## start DATA IN THIS EXERCISE
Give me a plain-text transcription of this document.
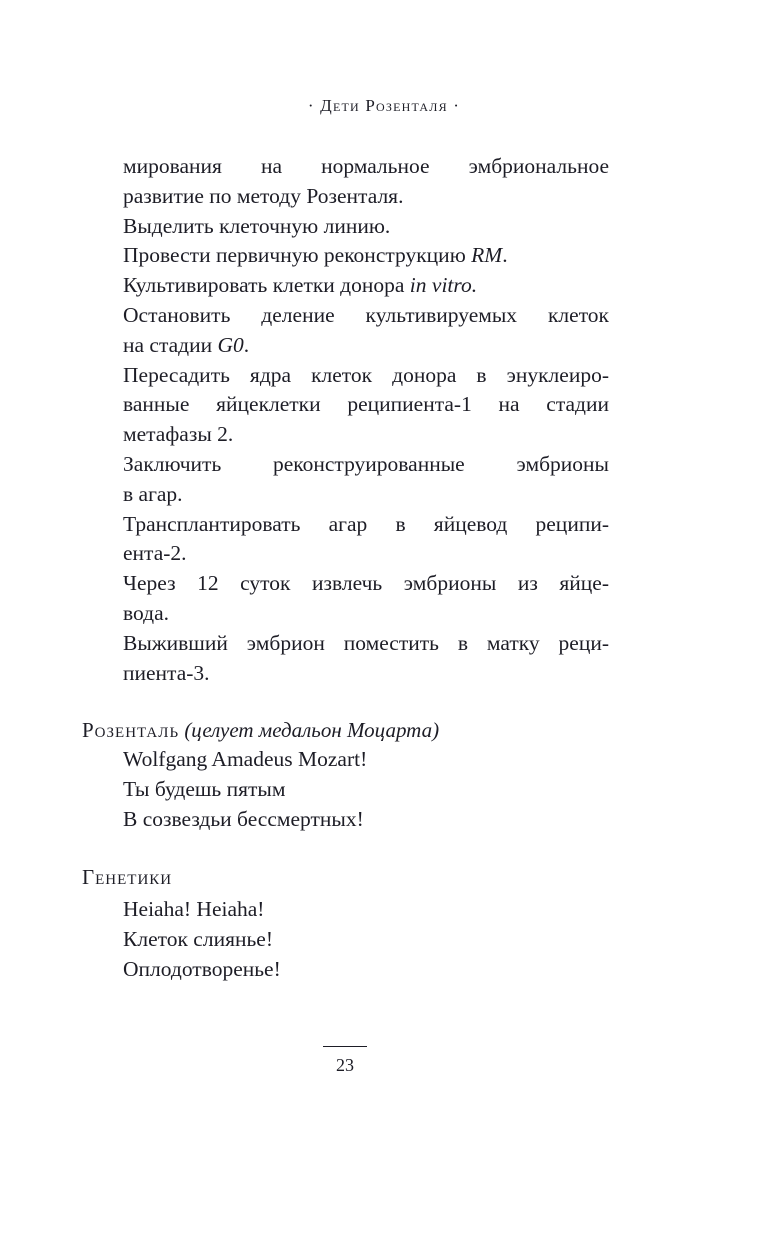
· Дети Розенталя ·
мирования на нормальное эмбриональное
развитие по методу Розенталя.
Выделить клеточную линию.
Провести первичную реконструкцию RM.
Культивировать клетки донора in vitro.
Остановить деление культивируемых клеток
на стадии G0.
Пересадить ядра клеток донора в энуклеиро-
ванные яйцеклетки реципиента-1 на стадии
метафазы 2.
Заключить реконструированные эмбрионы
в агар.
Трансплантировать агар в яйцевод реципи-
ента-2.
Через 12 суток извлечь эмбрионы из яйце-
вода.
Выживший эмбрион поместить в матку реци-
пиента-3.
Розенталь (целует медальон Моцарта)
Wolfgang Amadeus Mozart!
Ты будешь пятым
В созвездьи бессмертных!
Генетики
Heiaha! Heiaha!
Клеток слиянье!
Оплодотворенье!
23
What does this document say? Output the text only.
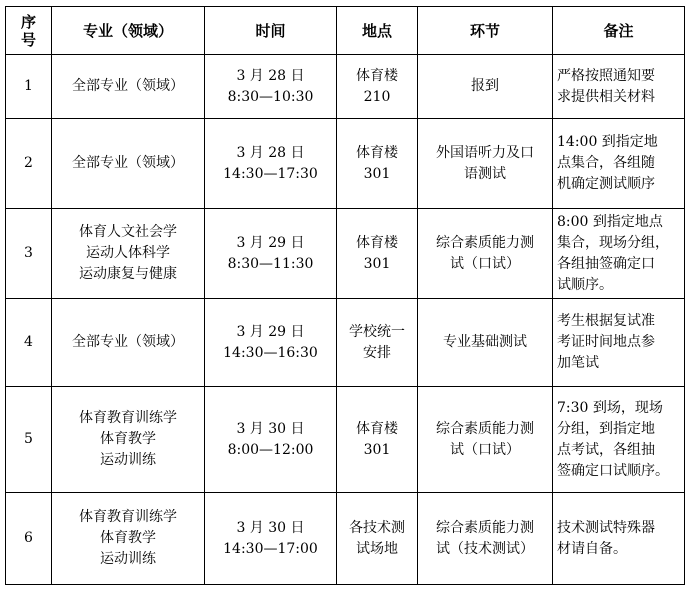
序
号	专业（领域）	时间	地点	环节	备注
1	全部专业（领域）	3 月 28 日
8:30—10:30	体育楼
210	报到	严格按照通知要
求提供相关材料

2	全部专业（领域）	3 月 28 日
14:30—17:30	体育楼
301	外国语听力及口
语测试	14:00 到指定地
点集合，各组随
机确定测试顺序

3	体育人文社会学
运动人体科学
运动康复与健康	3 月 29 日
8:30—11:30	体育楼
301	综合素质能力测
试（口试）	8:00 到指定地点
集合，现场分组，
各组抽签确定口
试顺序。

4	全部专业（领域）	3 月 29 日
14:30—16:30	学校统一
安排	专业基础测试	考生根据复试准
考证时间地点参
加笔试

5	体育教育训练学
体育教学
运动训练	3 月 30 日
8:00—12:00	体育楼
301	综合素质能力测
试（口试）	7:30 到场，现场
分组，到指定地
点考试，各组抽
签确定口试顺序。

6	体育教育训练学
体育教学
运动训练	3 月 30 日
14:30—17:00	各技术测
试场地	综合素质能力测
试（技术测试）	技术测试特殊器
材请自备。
## end DATA IN THIS EXERCISE
_WHAT YOU SHOULD DO_: Write the material out again exactly as it appears, dropping the pictures.

_ANSWER TO THIS EXERCISE_:
Give me a plain-text transcription of this document.
· Дети Розенталя ·
мирования на нормальное эмбриональное
развитие по методу Розенталя.
Выделить клеточную линию.
Провести первичную реконструкцию RM.
Культивировать клетки донора in vitro.
Остановить деление культивируемых клеток
на стадии G0.
Пересадить ядра клеток донора в энуклеиро-
ванные яйцеклетки реципиента-1 на стадии
метафазы 2.
Заключить реконструированные эмбрионы
в агар.
Трансплантировать агар в яйцевод реципи-
ента-2.
Через 12 суток извлечь эмбрионы из яйце-
вода.
Выживший эмбрион поместить в матку реци-
пиента-3.
Розенталь (целует медальон Моцарта)
Wolfgang Amadeus Mozart!
Ты будешь пятым
В созвездьи бессмертных!
Генетики
Heiaha! Heiaha!
Клеток слиянье!
Оплодотворенье!
23
What does this document say? Output the text only.
序
号	专业（领域）	时间	地点	环节	备注
1	全部专业（领域）	3 月 28 日
8:30—10:30	体育楼
210	报到	严格按照通知要
求提供相关材料

2	全部专业（领域）	3 月 28 日
14:30—17:30	体育楼
301	外国语听力及口
语测试	14:00 到指定地
点集合，各组随
机确定测试顺序

3	体育人文社会学
运动人体科学
运动康复与健康	3 月 29 日
8:30—11:30	体育楼
301	综合素质能力测
试（口试）	8:00 到指定地点
集合，现场分组，
各组抽签确定口
试顺序。

4	全部专业（领域）	3 月 29 日
14:30—16:30	学校统一
安排	专业基础测试	考生根据复试准
考证时间地点参
加笔试

5	体育教育训练学
体育教学
运动训练	3 月 30 日
8:00—12:00	体育楼
301	综合素质能力测
试（口试）	7:30 到场，现场
分组，到指定地
点考试，各组抽
签确定口试顺序。

6	体育教育训练学
体育教学
运动训练	3 月 30 日
14:30—17:00	各技术测
试场地	综合素质能力测
试（技术测试）	技术测试特殊器
材请自备。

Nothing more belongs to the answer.